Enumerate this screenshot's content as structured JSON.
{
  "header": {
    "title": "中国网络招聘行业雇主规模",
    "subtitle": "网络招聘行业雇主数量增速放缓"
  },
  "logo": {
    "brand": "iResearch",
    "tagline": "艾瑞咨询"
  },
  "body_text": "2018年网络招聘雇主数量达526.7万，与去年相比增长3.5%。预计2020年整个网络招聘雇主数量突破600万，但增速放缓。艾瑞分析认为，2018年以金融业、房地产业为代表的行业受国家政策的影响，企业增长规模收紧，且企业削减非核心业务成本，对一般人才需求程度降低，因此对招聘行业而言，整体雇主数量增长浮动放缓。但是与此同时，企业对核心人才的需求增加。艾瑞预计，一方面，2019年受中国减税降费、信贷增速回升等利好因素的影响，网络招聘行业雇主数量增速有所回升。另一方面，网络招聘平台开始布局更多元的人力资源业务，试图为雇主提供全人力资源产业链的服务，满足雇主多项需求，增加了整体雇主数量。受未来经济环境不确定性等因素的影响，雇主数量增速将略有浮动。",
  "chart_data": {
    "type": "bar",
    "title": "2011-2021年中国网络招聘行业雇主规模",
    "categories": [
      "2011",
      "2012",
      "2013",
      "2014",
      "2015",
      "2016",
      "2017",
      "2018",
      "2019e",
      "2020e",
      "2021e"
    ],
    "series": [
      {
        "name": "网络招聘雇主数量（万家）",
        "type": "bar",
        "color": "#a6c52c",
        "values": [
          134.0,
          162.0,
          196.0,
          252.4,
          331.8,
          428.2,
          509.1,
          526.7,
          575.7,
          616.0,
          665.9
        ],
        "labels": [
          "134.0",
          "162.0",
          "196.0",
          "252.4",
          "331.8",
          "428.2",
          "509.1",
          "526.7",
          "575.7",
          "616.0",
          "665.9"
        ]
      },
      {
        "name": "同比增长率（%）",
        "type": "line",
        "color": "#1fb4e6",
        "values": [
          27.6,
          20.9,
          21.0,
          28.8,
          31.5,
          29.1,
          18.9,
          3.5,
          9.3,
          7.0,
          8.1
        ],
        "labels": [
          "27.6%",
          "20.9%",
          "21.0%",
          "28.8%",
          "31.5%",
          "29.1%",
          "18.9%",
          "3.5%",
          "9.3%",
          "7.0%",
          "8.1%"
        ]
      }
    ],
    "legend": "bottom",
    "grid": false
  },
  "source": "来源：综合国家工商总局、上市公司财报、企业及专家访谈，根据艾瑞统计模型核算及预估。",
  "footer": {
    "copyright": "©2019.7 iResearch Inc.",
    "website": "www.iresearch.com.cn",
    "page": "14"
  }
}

--- What you have to do ---
Each line of the listing above should be output exactly.

--- Full solution ---
Enumerate this screenshot's content as structured JSON.
{
  "header": {
    "title": "中国网络招聘行业雇主规模",
    "subtitle": "网络招聘行业雇主数量增速放缓"
  },
  "logo": {
    "brand": "iResearch",
    "tagline": "艾瑞咨询"
  },
  "body_text": "2018年网络招聘雇主数量达526.7万，与去年相比增长3.5%。预计2020年整个网络招聘雇主数量突破600万，但增速放缓。艾瑞分析认为，2018年以金融业、房地产业为代表的行业受国家政策的影响，企业增长规模收紧，且企业削减非核心业务成本，对一般人才需求程度降低，因此对招聘行业而言，整体雇主数量增长浮动放缓。但是与此同时，企业对核心人才的需求增加。艾瑞预计，一方面，2019年受中国减税降费、信贷增速回升等利好因素的影响，网络招聘行业雇主数量增速有所回升。另一方面，网络招聘平台开始布局更多元的人力资源业务，试图为雇主提供全人力资源产业链的服务，满足雇主多项需求，增加了整体雇主数量。受未来经济环境不确定性等因素的影响，雇主数量增速将略有浮动。",
  "chart_data": {
    "type": "bar",
    "title": "2011-2021年中国网络招聘行业雇主规模",
    "categories": [
      "2011",
      "2012",
      "2013",
      "2014",
      "2015",
      "2016",
      "2017",
      "2018",
      "2019e",
      "2020e",
      "2021e"
    ],
    "series": [
      {
        "name": "网络招聘雇主数量（万家）",
        "type": "bar",
        "color": "#a6c52c",
        "values": [
          134.0,
          162.0,
          196.0,
          252.4,
          331.8,
          428.2,
          509.1,
          526.7,
          575.7,
          616.0,
          665.9
        ],
        "labels": [
          "134.0",
          "162.0",
          "196.0",
          "252.4",
          "331.8",
          "428.2",
          "509.1",
          "526.7",
          "575.7",
          "616.0",
          "665.9"
        ]
      },
      {
        "name": "同比增长率（%）",
        "type": "line",
        "color": "#1fb4e6",
        "values": [
          27.6,
          20.9,
          21.0,
          28.8,
          31.5,
          29.1,
          18.9,
          3.5,
          9.3,
          7.0,
          8.1
        ],
        "labels": [
          "27.6%",
          "20.9%",
          "21.0%",
          "28.8%",
          "31.5%",
          "29.1%",
          "18.9%",
          "3.5%",
          "9.3%",
          "7.0%",
          "8.1%"
        ]
      }
    ],
    "legend": "bottom",
    "grid": false
  },
  "source": "来源：综合国家工商总局、上市公司财报、企业及专家访谈，根据艾瑞统计模型核算及预估。",
  "footer": {
    "copyright": "©2019.7 iResearch Inc.",
    "website": "www.iresearch.com.cn",
    "page": "14"
  }
}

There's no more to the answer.